• _Records_:
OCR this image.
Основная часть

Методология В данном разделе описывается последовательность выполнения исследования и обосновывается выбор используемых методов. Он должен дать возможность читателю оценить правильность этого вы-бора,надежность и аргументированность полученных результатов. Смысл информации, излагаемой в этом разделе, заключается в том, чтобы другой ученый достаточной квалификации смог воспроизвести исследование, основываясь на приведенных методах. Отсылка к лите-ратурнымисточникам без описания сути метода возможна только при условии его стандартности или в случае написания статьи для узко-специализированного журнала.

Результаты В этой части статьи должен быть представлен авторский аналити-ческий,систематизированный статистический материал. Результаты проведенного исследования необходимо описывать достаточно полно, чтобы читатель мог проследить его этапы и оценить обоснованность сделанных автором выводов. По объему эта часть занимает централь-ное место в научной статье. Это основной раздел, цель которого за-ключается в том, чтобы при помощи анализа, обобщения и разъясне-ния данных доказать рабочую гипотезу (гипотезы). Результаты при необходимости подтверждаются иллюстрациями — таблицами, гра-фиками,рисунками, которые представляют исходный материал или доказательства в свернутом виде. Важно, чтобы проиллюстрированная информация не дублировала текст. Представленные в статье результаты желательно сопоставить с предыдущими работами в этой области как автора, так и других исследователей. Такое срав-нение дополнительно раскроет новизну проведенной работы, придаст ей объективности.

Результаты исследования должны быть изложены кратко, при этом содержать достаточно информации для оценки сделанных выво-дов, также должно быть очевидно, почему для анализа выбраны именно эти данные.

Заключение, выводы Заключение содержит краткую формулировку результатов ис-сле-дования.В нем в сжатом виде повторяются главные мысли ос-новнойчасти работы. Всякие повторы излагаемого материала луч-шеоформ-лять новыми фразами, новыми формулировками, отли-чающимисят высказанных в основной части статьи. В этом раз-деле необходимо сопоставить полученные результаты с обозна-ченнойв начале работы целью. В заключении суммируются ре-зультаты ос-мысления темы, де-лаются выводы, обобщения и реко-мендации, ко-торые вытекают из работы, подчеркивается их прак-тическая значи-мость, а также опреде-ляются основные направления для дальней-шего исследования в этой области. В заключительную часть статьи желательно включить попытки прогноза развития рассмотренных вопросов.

• _EXERCISE DESCRIPTION_:
Quote every entry exactly.

• _THE OUTPUT_:
OCR this image.
Основная часть

Методология В данном разделе описывается последовательность выполнения исследования и обосновывается выбор используемых методов. Он должен дать возможность читателю оценить правильность этого вы-бора,надежность и аргументированность полученных результатов. Смысл информации, излагаемой в этом разделе, заключается в том, чтобы другой ученый достаточной квалификации смог воспроизвести исследование, основываясь на приведенных методах. Отсылка к лите-ратурнымисточникам без описания сути метода возможна только при условии его стандартности или в случае написания статьи для узко-специализированного журнала.

Результаты В этой части статьи должен быть представлен авторский аналити-ческий,систематизированный статистический материал. Результаты проведенного исследования необходимо описывать достаточно полно, чтобы читатель мог проследить его этапы и оценить обоснованность сделанных автором выводов. По объему эта часть занимает централь-ное место в научной статье. Это основной раздел, цель которого за-ключается в том, чтобы при помощи анализа, обобщения и разъясне-ния данных доказать рабочую гипотезу (гипотезы). Результаты при необходимости подтверждаются иллюстрациями — таблицами, гра-фиками,рисунками, которые представляют исходный материал или доказательства в свернутом виде. Важно, чтобы проиллюстрированная информация не дублировала текст. Представленные в статье результаты желательно сопоставить с предыдущими работами в этой области как автора, так и других исследователей. Такое срав-нение дополнительно раскроет новизну проведенной работы, придаст ей объективности.

Результаты исследования должны быть изложены кратко, при этом содержать достаточно информации для оценки сделанных выво-дов, также должно быть очевидно, почему для анализа выбраны именно эти данные.

Заключение, выводы Заключение содержит краткую формулировку результатов ис-сле-дования.В нем в сжатом виде повторяются главные мысли ос-новнойчасти работы. Всякие повторы излагаемого материала луч-шеоформ-лять новыми фразами, новыми формулировками, отли-чающимисят высказанных в основной части статьи. В этом раз-деле необходимо сопоставить полученные результаты с обозна-ченнойв начале работы целью. В заключении суммируются ре-зультаты ос-мысления темы, де-лаются выводы, обобщения и реко-мендации, ко-торые вытекают из работы, подчеркивается их прак-тическая значи-мость, а также опреде-ляются основные направления для дальней-шего исследования в этой области. В заключительную часть статьи желательно включить попытки прогноза развития рассмотренных вопросов.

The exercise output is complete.